(Data listing)
_ _ _
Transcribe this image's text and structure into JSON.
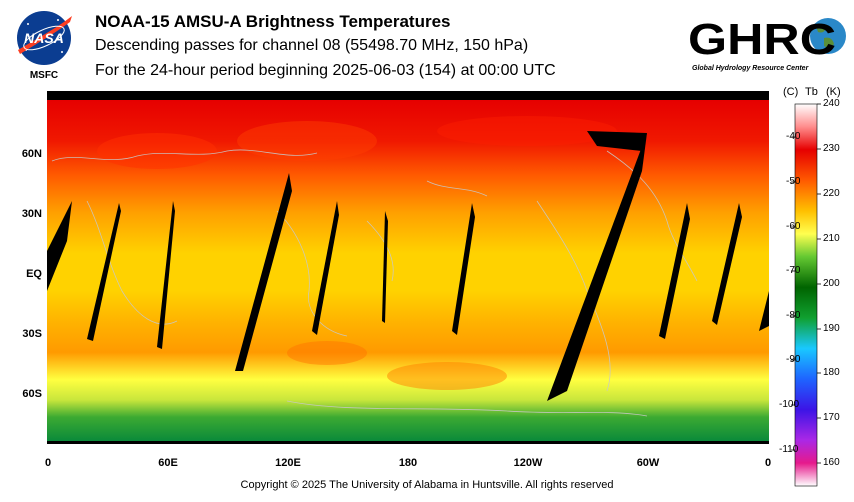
{
  "header": {
    "title": "NOAA-15 AMSU-A Brightness Temperatures",
    "subtitle": "Descending passes for channel 08 (55498.70 MHz, 150 hPa)",
    "period": "For the 24-hour period beginning 2025-06-03 (154) at 00:00 UTC"
  },
  "logos": {
    "nasa_word": "NASA",
    "nasa_caption": "MSFC",
    "ghrc_word": "GHRC",
    "ghrc_caption": "Global Hydrology Resource Center"
  },
  "map": {
    "lat_labels": [
      "60N",
      "30N",
      "EQ",
      "30S",
      "60S"
    ],
    "lon_labels": [
      "0",
      "60E",
      "120E",
      "180",
      "120W",
      "60W",
      "0"
    ],
    "colors": {
      "swath_gap": "#000000",
      "coastline": "#c8c8c8"
    }
  },
  "colorbar": {
    "header_c": "(C)",
    "header_tb": "Tb",
    "header_k": "(K)",
    "celsius_ticks": [
      "-40",
      "-50",
      "-60",
      "-70",
      "-80",
      "-90",
      "-100",
      "-110"
    ],
    "kelvin_ticks": [
      "240",
      "230",
      "220",
      "210",
      "200",
      "190",
      "180",
      "170",
      "160"
    ],
    "range_k": [
      156,
      240
    ],
    "colors": [
      "#ffffff",
      "#e61a8c",
      "#3c14e6",
      "#19c8ff",
      "#10a030",
      "#006400",
      "#ffff50",
      "#ffc000",
      "#ff5a00",
      "#e60000",
      "#ffffff"
    ]
  },
  "footer": {
    "copyright": "Copyright © 2025 The University of Alabama in Huntsville.  All rights reserved"
  }
}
_ _ _
WHAT THIS TASK INVOLVES:
Pictures are excluded; copy every other part of the records exactly.

ANSWER TO THE TASK:
Transcribe this image's text and structure into JSON.
{
  "header": {
    "title": "NOAA-15 AMSU-A Brightness Temperatures",
    "subtitle": "Descending passes for channel 08 (55498.70 MHz, 150 hPa)",
    "period": "For the 24-hour period beginning 2025-06-03 (154) at 00:00 UTC"
  },
  "logos": {
    "nasa_word": "NASA",
    "nasa_caption": "MSFC",
    "ghrc_word": "GHRC",
    "ghrc_caption": "Global Hydrology Resource Center"
  },
  "map": {
    "lat_labels": [
      "60N",
      "30N",
      "EQ",
      "30S",
      "60S"
    ],
    "lon_labels": [
      "0",
      "60E",
      "120E",
      "180",
      "120W",
      "60W",
      "0"
    ],
    "colors": {
      "swath_gap": "#000000",
      "coastline": "#c8c8c8"
    }
  },
  "colorbar": {
    "header_c": "(C)",
    "header_tb": "Tb",
    "header_k": "(K)",
    "celsius_ticks": [
      "-40",
      "-50",
      "-60",
      "-70",
      "-80",
      "-90",
      "-100",
      "-110"
    ],
    "kelvin_ticks": [
      "240",
      "230",
      "220",
      "210",
      "200",
      "190",
      "180",
      "170",
      "160"
    ],
    "range_k": [
      156,
      240
    ],
    "colors": [
      "#ffffff",
      "#e61a8c",
      "#3c14e6",
      "#19c8ff",
      "#10a030",
      "#006400",
      "#ffff50",
      "#ffc000",
      "#ff5a00",
      "#e60000",
      "#ffffff"
    ]
  },
  "footer": {
    "copyright": "Copyright © 2025 The University of Alabama in Huntsville.  All rights reserved"
  }
}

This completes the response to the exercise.